START Records shown
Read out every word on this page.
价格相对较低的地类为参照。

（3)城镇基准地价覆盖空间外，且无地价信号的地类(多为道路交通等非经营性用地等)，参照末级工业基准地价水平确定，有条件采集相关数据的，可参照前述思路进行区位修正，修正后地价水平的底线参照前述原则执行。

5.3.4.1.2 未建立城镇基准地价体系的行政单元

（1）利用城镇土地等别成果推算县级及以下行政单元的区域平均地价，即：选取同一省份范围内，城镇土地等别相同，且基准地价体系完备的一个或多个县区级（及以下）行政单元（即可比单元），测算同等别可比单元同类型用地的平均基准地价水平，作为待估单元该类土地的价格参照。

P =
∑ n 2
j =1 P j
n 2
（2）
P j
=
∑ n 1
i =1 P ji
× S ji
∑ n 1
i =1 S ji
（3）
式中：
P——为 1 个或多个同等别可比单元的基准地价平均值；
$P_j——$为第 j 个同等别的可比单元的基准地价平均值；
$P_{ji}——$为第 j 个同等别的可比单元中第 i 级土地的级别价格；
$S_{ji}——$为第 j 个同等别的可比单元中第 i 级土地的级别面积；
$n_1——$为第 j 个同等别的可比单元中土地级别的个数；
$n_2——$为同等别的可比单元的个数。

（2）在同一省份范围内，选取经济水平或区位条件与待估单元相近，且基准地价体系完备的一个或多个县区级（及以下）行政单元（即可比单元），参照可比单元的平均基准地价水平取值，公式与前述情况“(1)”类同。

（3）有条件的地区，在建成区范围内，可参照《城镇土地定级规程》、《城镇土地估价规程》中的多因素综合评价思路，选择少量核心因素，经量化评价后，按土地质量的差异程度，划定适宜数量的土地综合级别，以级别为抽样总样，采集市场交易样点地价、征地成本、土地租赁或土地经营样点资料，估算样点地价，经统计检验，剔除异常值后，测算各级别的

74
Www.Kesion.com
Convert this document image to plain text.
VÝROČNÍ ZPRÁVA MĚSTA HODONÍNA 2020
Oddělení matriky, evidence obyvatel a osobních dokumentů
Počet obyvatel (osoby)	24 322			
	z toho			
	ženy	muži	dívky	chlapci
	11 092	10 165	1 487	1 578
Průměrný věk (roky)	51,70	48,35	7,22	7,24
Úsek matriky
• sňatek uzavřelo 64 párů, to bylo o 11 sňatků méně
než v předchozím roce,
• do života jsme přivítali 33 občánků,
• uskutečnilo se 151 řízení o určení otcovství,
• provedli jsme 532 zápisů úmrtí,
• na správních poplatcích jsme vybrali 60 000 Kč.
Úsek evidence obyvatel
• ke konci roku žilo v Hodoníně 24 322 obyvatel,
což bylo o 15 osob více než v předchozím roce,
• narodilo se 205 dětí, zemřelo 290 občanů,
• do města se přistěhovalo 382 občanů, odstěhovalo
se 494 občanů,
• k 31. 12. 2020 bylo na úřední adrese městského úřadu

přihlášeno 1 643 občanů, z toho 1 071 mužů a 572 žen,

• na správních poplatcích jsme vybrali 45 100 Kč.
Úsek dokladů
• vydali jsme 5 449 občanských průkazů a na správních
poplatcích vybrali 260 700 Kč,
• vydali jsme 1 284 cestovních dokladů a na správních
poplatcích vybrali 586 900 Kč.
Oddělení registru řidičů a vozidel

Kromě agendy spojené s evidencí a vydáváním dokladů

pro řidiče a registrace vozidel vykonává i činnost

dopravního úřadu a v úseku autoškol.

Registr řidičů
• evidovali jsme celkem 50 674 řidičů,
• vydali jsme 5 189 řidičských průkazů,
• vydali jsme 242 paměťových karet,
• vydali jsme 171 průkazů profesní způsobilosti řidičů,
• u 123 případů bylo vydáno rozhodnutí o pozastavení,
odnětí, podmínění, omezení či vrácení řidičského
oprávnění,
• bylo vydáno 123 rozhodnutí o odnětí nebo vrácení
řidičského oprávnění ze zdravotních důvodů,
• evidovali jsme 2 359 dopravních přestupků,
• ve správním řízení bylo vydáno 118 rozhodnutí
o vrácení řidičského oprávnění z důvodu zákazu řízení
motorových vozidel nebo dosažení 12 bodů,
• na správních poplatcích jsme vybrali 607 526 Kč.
END Records shown
Exercise objective: Write the whole listing out again. Keep every line exactly as it is.

Solution for this exercise:
Read out every word on this page.
价格相对较低的地类为参照。

（3)城镇基准地价覆盖空间外，且无地价信号的地类(多为道路交通等非经营性用地等)，参照末级工业基准地价水平确定，有条件采集相关数据的，可参照前述思路进行区位修正，修正后地价水平的底线参照前述原则执行。

5.3.4.1.2 未建立城镇基准地价体系的行政单元

（1）利用城镇土地等别成果推算县级及以下行政单元的区域平均地价，即：选取同一省份范围内，城镇土地等别相同，且基准地价体系完备的一个或多个县区级（及以下）行政单元（即可比单元），测算同等别可比单元同类型用地的平均基准地价水平，作为待估单元该类土地的价格参照。

P =
∑ n 2
j =1 P j
n 2
（2）
P j
=
∑ n 1
i =1 P ji
× S ji
∑ n 1
i =1 S ji
（3）
式中：
P——为 1 个或多个同等别可比单元的基准地价平均值；
$P_j——$为第 j 个同等别的可比单元的基准地价平均值；
$P_{ji}——$为第 j 个同等别的可比单元中第 i 级土地的级别价格；
$S_{ji}——$为第 j 个同等别的可比单元中第 i 级土地的级别面积；
$n_1——$为第 j 个同等别的可比单元中土地级别的个数；
$n_2——$为同等别的可比单元的个数。

（2）在同一省份范围内，选取经济水平或区位条件与待估单元相近，且基准地价体系完备的一个或多个县区级（及以下）行政单元（即可比单元），参照可比单元的平均基准地价水平取值，公式与前述情况“(1)”类同。

（3）有条件的地区，在建成区范围内，可参照《城镇土地定级规程》、《城镇土地估价规程》中的多因素综合评价思路，选择少量核心因素，经量化评价后，按土地质量的差异程度，划定适宜数量的土地综合级别，以级别为抽样总样，采集市场交易样点地价、征地成本、土地租赁或土地经营样点资料，估算样点地价，经统计检验，剔除异常值后，测算各级别的

74
Www.Kesion.com
Convert this document image to plain text.
VÝROČNÍ ZPRÁVA MĚSTA HODONÍNA 2020
Oddělení matriky, evidence obyvatel a osobních dokumentů
Počet obyvatel (osoby)	24 322			
	z toho			
	ženy	muži	dívky	chlapci
	11 092	10 165	1 487	1 578
Průměrný věk (roky)	51,70	48,35	7,22	7,24
Úsek matriky
• sňatek uzavřelo 64 párů, to bylo o 11 sňatků méně
než v předchozím roce,
• do života jsme přivítali 33 občánků,
• uskutečnilo se 151 řízení o určení otcovství,
• provedli jsme 532 zápisů úmrtí,
• na správních poplatcích jsme vybrali 60 000 Kč.
Úsek evidence obyvatel
• ke konci roku žilo v Hodoníně 24 322 obyvatel,
což bylo o 15 osob více než v předchozím roce,
• narodilo se 205 dětí, zemřelo 290 občanů,
• do města se přistěhovalo 382 občanů, odstěhovalo
se 494 občanů,
• k 31. 12. 2020 bylo na úřední adrese městského úřadu

přihlášeno 1 643 občanů, z toho 1 071 mužů a 572 žen,

• na správních poplatcích jsme vybrali 45 100 Kč.
Úsek dokladů
• vydali jsme 5 449 občanských průkazů a na správních
poplatcích vybrali 260 700 Kč,
• vydali jsme 1 284 cestovních dokladů a na správních
poplatcích vybrali 586 900 Kč.
Oddělení registru řidičů a vozidel

Kromě agendy spojené s evidencí a vydáváním dokladů

pro řidiče a registrace vozidel vykonává i činnost

dopravního úřadu a v úseku autoškol.

Registr řidičů
• evidovali jsme celkem 50 674 řidičů,
• vydali jsme 5 189 řidičských průkazů,
• vydali jsme 242 paměťových karet,
• vydali jsme 171 průkazů profesní způsobilosti řidičů,
• u 123 případů bylo vydáno rozhodnutí o pozastavení,
odnětí, podmínění, omezení či vrácení řidičského
oprávnění,
• bylo vydáno 123 rozhodnutí o odnětí nebo vrácení
řidičského oprávnění ze zdravotních důvodů,
• evidovali jsme 2 359 dopravních přestupků,
• ve správním řízení bylo vydáno 118 rozhodnutí
o vrácení řidičského oprávnění z důvodu zákazu řízení
motorových vozidel nebo dosažení 12 bodů,
• na správních poplatcích jsme vybrali 607 526 Kč.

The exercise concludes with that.